PROBLEM: Write down every entry below once more, exactly.

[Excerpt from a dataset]
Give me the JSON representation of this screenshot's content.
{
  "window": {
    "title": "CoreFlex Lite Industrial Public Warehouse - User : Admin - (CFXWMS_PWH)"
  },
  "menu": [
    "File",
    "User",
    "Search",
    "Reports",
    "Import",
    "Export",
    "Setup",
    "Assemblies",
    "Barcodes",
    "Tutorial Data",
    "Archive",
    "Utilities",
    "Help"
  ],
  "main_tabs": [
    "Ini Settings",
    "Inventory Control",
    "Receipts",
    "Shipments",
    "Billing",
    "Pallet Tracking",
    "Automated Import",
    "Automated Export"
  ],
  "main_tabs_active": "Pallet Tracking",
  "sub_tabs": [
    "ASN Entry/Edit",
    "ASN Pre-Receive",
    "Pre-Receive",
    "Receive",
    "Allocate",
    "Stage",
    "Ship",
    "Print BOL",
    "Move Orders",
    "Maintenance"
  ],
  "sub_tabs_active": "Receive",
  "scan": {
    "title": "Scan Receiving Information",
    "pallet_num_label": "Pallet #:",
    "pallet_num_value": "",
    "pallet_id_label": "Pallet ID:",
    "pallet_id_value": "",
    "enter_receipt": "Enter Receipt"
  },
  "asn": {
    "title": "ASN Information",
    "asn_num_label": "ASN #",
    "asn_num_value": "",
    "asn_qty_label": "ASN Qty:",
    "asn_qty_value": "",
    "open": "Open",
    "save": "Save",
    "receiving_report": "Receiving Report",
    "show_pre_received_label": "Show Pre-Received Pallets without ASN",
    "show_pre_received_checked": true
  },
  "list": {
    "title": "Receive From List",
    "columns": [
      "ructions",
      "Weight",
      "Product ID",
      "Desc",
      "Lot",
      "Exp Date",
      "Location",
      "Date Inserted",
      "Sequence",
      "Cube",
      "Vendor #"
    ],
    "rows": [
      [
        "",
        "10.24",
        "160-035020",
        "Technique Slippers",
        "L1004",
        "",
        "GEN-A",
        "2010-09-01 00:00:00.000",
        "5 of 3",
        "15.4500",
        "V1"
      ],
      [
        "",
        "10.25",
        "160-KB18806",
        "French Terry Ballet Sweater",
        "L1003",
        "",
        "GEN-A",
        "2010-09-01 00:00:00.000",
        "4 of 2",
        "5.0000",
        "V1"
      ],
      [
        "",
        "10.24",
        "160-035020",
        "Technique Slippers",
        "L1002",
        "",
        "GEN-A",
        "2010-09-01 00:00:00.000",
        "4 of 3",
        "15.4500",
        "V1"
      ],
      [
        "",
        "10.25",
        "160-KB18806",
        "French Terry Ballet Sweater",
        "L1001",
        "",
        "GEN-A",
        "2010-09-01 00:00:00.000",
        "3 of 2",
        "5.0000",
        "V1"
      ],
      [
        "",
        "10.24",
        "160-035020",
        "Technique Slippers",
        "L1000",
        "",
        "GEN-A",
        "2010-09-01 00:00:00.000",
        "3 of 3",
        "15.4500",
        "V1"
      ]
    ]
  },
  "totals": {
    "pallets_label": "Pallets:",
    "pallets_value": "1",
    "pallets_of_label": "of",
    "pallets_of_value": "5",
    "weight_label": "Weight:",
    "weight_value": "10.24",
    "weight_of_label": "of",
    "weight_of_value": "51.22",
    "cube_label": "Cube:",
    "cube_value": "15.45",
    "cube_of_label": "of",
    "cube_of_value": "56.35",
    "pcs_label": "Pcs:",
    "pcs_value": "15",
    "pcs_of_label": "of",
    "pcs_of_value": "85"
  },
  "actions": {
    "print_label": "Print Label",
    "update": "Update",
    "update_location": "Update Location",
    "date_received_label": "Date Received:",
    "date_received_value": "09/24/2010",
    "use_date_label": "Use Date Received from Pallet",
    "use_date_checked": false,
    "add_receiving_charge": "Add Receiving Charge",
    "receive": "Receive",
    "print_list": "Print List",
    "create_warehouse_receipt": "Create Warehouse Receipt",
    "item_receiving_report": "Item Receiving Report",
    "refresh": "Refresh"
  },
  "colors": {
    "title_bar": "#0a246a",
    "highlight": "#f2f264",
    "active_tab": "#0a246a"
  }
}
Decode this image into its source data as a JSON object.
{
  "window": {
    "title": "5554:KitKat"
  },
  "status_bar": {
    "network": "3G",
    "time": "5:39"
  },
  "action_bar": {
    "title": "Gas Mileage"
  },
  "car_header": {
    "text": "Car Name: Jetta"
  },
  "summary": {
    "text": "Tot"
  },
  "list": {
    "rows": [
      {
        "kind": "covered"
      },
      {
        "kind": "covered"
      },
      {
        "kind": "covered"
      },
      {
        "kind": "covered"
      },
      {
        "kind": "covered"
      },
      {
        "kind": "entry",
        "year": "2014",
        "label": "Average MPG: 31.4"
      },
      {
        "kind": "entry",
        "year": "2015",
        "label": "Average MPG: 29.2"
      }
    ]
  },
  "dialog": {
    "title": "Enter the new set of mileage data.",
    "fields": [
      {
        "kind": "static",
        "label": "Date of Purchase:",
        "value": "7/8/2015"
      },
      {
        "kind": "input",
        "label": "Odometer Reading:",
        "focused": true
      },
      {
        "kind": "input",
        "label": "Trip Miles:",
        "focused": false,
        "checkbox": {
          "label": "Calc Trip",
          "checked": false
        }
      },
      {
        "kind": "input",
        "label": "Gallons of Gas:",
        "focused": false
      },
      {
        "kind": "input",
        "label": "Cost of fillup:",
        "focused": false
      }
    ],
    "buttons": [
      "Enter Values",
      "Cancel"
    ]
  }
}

FINISHED ANSWER:
Give me the JSON representation of this screenshot's content.
{
  "window": {
    "title": "CoreFlex Lite Industrial Public Warehouse - User : Admin - (CFXWMS_PWH)"
  },
  "menu": [
    "File",
    "User",
    "Search",
    "Reports",
    "Import",
    "Export",
    "Setup",
    "Assemblies",
    "Barcodes",
    "Tutorial Data",
    "Archive",
    "Utilities",
    "Help"
  ],
  "main_tabs": [
    "Ini Settings",
    "Inventory Control",
    "Receipts",
    "Shipments",
    "Billing",
    "Pallet Tracking",
    "Automated Import",
    "Automated Export"
  ],
  "main_tabs_active": "Pallet Tracking",
  "sub_tabs": [
    "ASN Entry/Edit",
    "ASN Pre-Receive",
    "Pre-Receive",
    "Receive",
    "Allocate",
    "Stage",
    "Ship",
    "Print BOL",
    "Move Orders",
    "Maintenance"
  ],
  "sub_tabs_active": "Receive",
  "scan": {
    "title": "Scan Receiving Information",
    "pallet_num_label": "Pallet #:",
    "pallet_num_value": "",
    "pallet_id_label": "Pallet ID:",
    "pallet_id_value": "",
    "enter_receipt": "Enter Receipt"
  },
  "asn": {
    "title": "ASN Information",
    "asn_num_label": "ASN #",
    "asn_num_value": "",
    "asn_qty_label": "ASN Qty:",
    "asn_qty_value": "",
    "open": "Open",
    "save": "Save",
    "receiving_report": "Receiving Report",
    "show_pre_received_label": "Show Pre-Received Pallets without ASN",
    "show_pre_received_checked": true
  },
  "list": {
    "title": "Receive From List",
    "columns": [
      "ructions",
      "Weight",
      "Product ID",
      "Desc",
      "Lot",
      "Exp Date",
      "Location",
      "Date Inserted",
      "Sequence",
      "Cube",
      "Vendor #"
    ],
    "rows": [
      [
        "",
        "10.24",
        "160-035020",
        "Technique Slippers",
        "L1004",
        "",
        "GEN-A",
        "2010-09-01 00:00:00.000",
        "5 of 3",
        "15.4500",
        "V1"
      ],
      [
        "",
        "10.25",
        "160-KB18806",
        "French Terry Ballet Sweater",
        "L1003",
        "",
        "GEN-A",
        "2010-09-01 00:00:00.000",
        "4 of 2",
        "5.0000",
        "V1"
      ],
      [
        "",
        "10.24",
        "160-035020",
        "Technique Slippers",
        "L1002",
        "",
        "GEN-A",
        "2010-09-01 00:00:00.000",
        "4 of 3",
        "15.4500",
        "V1"
      ],
      [
        "",
        "10.25",
        "160-KB18806",
        "French Terry Ballet Sweater",
        "L1001",
        "",
        "GEN-A",
        "2010-09-01 00:00:00.000",
        "3 of 2",
        "5.0000",
        "V1"
      ],
      [
        "",
        "10.24",
        "160-035020",
        "Technique Slippers",
        "L1000",
        "",
        "GEN-A",
        "2010-09-01 00:00:00.000",
        "3 of 3",
        "15.4500",
        "V1"
      ]
    ]
  },
  "totals": {
    "pallets_label": "Pallets:",
    "pallets_value": "1",
    "pallets_of_label": "of",
    "pallets_of_value": "5",
    "weight_label": "Weight:",
    "weight_value": "10.24",
    "weight_of_label": "of",
    "weight_of_value": "51.22",
    "cube_label": "Cube:",
    "cube_value": "15.45",
    "cube_of_label": "of",
    "cube_of_value": "56.35",
    "pcs_label": "Pcs:",
    "pcs_value": "15",
    "pcs_of_label": "of",
    "pcs_of_value": "85"
  },
  "actions": {
    "print_label": "Print Label",
    "update": "Update",
    "update_location": "Update Location",
    "date_received_label": "Date Received:",
    "date_received_value": "09/24/2010",
    "use_date_label": "Use Date Received from Pallet",
    "use_date_checked": false,
    "add_receiving_charge": "Add Receiving Charge",
    "receive": "Receive",
    "print_list": "Print List",
    "create_warehouse_receipt": "Create Warehouse Receipt",
    "item_receiving_report": "Item Receiving Report",
    "refresh": "Refresh"
  },
  "colors": {
    "title_bar": "#0a246a",
    "highlight": "#f2f264",
    "active_tab": "#0a246a"
  }
}
Decode this image into its source data as a JSON object.
{
  "window": {
    "title": "5554:KitKat"
  },
  "status_bar": {
    "network": "3G",
    "time": "5:39"
  },
  "action_bar": {
    "title": "Gas Mileage"
  },
  "car_header": {
    "text": "Car Name: Jetta"
  },
  "summary": {
    "text": "Tot"
  },
  "list": {
    "rows": [
      {
        "kind": "covered"
      },
      {
        "kind": "covered"
      },
      {
        "kind": "covered"
      },
      {
        "kind": "covered"
      },
      {
        "kind": "covered"
      },
      {
        "kind": "entry",
        "year": "2014",
        "label": "Average MPG: 31.4"
      },
      {
        "kind": "entry",
        "year": "2015",
        "label": "Average MPG: 29.2"
      }
    ]
  },
  "dialog": {
    "title": "Enter the new set of mileage data.",
    "fields": [
      {
        "kind": "static",
        "label": "Date of Purchase:",
        "value": "7/8/2015"
      },
      {
        "kind": "input",
        "label": "Odometer Reading:",
        "focused": true
      },
      {
        "kind": "input",
        "label": "Trip Miles:",
        "focused": false,
        "checkbox": {
          "label": "Calc Trip",
          "checked": false
        }
      },
      {
        "kind": "input",
        "label": "Gallons of Gas:",
        "focused": false
      },
      {
        "kind": "input",
        "label": "Cost of fillup:",
        "focused": false
      }
    ],
    "buttons": [
      "Enter Values",
      "Cancel"
    ]
  }
}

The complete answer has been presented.